Challenge – Determine which lines of the records include the word "Fitted", and copy them.

Extracted information –

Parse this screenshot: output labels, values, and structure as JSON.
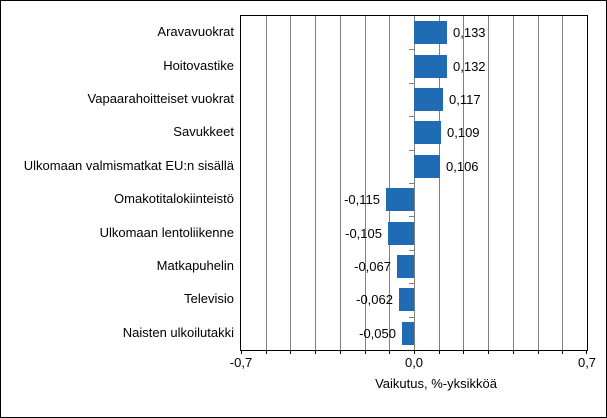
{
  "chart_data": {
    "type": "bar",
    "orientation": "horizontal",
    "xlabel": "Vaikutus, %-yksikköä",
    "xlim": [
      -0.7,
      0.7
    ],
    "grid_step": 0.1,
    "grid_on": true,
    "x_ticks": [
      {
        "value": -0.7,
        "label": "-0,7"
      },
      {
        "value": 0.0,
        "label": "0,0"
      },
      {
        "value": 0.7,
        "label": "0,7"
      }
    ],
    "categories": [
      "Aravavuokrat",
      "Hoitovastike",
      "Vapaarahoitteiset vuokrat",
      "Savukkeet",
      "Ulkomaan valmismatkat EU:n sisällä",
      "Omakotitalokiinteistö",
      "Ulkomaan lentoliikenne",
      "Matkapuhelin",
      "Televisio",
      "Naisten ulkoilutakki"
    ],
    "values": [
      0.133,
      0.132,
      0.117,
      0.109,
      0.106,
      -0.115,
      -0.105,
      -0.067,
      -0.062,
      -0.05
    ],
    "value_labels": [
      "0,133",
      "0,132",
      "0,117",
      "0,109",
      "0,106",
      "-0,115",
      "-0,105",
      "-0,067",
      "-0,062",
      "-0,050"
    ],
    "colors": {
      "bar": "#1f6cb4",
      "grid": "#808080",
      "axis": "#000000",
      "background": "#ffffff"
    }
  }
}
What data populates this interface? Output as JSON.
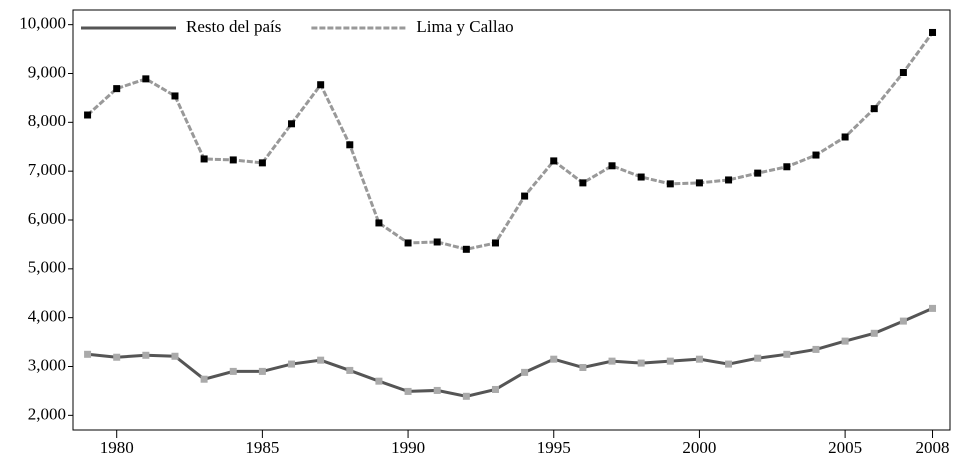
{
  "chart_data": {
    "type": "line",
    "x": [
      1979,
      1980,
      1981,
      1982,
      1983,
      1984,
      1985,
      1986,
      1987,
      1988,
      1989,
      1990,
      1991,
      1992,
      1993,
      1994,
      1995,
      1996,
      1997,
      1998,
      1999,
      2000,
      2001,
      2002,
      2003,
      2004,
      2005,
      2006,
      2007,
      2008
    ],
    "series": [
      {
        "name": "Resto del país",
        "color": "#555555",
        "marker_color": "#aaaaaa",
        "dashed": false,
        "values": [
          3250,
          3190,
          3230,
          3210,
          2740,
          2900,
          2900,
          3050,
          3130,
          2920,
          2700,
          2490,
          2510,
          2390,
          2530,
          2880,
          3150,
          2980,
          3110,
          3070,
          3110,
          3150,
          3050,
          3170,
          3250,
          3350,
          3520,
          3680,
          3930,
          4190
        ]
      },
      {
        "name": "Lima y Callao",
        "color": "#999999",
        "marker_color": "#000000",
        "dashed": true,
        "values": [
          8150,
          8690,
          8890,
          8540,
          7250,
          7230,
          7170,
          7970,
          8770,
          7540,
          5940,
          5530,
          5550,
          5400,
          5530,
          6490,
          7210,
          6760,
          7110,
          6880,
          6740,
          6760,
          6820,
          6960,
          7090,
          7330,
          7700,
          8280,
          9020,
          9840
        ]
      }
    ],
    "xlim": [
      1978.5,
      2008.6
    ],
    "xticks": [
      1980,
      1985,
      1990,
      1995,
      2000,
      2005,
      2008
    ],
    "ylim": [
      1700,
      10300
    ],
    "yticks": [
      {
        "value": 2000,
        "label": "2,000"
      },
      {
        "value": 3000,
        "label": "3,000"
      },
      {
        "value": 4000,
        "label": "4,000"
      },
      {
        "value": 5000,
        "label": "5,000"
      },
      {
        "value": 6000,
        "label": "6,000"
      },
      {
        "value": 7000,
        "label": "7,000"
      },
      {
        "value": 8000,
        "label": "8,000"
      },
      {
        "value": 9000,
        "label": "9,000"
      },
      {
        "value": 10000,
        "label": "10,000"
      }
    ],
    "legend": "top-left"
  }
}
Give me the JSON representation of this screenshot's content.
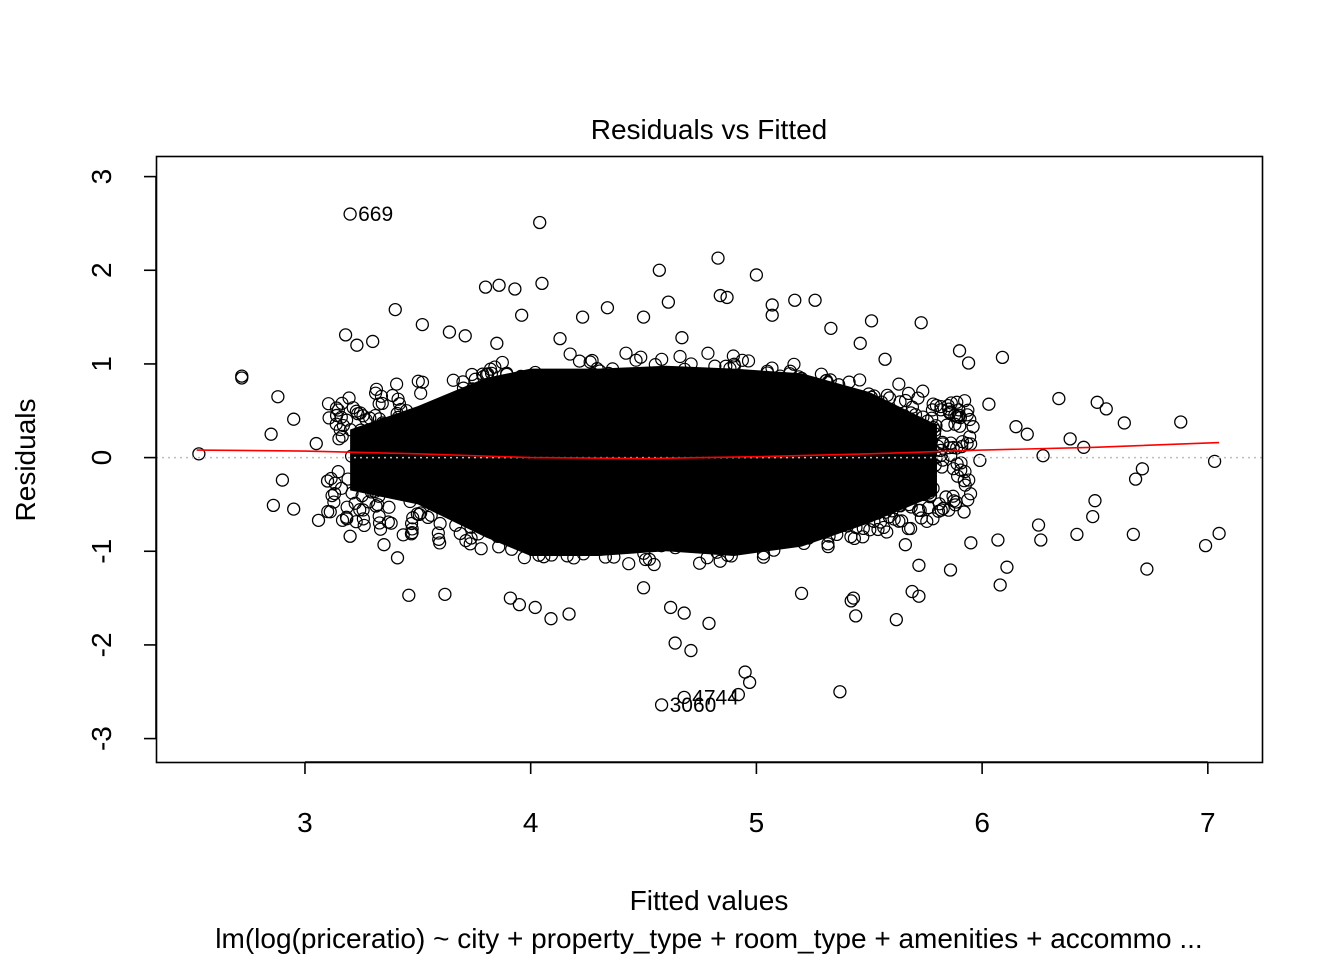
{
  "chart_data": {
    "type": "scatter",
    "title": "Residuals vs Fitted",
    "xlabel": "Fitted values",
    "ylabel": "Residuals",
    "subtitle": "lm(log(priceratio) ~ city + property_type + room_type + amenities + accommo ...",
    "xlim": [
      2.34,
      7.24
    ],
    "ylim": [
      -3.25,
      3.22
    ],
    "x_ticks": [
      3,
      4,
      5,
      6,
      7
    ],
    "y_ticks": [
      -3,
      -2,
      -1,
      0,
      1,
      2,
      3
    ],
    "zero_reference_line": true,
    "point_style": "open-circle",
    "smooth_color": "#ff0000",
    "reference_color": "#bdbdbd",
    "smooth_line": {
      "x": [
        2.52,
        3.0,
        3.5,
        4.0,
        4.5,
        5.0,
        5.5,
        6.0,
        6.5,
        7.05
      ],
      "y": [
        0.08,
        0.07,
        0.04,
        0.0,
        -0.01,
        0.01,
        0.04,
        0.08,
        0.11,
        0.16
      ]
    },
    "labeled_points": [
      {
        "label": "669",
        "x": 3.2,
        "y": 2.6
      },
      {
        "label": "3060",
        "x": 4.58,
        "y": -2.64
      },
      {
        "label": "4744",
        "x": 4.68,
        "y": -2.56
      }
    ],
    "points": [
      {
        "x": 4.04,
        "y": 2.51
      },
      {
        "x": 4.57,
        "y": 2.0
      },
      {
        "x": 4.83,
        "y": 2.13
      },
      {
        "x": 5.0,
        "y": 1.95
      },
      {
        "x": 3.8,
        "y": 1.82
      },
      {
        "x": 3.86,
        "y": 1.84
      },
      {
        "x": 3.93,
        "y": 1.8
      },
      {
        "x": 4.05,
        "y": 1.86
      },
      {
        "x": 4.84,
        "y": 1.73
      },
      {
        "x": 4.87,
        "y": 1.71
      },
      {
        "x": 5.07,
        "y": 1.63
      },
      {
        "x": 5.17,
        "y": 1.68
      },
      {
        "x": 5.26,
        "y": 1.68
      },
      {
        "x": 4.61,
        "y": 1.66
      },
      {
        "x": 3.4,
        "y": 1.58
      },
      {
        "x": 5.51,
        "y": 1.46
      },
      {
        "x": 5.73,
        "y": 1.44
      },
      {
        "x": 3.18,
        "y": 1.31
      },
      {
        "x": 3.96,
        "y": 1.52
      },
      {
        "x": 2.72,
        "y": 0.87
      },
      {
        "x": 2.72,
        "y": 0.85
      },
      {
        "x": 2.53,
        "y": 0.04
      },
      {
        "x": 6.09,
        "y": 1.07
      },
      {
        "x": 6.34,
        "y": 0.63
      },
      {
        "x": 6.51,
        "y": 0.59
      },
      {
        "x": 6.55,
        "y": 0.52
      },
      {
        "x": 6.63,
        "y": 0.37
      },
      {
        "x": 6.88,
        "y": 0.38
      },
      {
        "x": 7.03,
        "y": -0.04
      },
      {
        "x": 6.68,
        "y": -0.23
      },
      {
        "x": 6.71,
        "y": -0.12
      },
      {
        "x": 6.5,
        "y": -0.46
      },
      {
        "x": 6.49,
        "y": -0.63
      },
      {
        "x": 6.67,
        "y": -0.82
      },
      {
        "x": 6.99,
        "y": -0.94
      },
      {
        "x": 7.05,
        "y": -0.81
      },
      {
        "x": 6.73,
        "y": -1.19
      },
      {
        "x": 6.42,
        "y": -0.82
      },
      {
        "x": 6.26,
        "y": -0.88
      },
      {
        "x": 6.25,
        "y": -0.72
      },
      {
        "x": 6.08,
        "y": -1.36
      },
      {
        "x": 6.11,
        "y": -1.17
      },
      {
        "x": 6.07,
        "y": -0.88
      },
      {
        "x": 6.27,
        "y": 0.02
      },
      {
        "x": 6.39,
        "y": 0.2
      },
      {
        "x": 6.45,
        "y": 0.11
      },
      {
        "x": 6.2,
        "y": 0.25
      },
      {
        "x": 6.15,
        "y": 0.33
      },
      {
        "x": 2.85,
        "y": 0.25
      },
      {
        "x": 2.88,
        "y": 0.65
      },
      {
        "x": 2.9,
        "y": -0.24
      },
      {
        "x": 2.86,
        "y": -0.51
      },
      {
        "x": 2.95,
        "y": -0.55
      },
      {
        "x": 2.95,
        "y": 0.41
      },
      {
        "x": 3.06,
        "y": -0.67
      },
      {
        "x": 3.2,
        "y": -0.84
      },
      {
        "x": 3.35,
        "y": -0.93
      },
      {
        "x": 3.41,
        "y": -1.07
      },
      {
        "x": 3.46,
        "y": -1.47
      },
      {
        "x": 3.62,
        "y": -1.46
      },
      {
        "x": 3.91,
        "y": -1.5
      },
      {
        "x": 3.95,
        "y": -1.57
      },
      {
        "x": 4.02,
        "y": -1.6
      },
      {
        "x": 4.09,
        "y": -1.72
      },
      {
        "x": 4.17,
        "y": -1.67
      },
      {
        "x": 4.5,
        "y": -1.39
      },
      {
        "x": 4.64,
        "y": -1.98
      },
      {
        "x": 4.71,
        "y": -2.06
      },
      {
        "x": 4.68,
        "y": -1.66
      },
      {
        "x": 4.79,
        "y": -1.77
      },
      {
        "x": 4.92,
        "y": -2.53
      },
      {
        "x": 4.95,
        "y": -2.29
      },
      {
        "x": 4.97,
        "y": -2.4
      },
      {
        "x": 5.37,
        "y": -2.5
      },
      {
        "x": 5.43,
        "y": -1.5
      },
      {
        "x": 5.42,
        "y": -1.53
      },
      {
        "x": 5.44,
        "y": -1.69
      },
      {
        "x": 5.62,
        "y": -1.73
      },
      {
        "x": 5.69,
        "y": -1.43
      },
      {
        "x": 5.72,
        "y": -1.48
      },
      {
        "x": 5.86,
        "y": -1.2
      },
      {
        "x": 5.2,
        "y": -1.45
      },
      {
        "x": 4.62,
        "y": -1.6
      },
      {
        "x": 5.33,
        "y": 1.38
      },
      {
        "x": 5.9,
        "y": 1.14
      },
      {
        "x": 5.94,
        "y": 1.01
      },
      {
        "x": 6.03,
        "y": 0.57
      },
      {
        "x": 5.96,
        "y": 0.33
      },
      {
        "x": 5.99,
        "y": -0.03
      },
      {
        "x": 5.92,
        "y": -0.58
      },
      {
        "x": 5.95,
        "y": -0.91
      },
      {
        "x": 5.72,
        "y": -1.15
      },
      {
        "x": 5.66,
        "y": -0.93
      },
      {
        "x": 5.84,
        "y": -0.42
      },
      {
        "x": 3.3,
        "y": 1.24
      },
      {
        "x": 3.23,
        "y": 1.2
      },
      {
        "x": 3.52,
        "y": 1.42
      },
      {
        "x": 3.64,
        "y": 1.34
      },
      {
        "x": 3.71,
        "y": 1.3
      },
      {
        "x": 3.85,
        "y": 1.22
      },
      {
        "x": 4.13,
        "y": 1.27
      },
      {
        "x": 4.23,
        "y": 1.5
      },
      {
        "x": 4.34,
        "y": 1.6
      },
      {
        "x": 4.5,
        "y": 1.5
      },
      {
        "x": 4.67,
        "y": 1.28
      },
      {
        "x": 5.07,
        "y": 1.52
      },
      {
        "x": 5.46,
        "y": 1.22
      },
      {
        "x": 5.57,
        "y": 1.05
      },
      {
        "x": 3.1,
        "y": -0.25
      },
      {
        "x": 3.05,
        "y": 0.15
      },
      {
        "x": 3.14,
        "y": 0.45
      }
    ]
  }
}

Exercise answer –
    "title": "Residuals vs Fitted",
    "xlabel": "Fitted values",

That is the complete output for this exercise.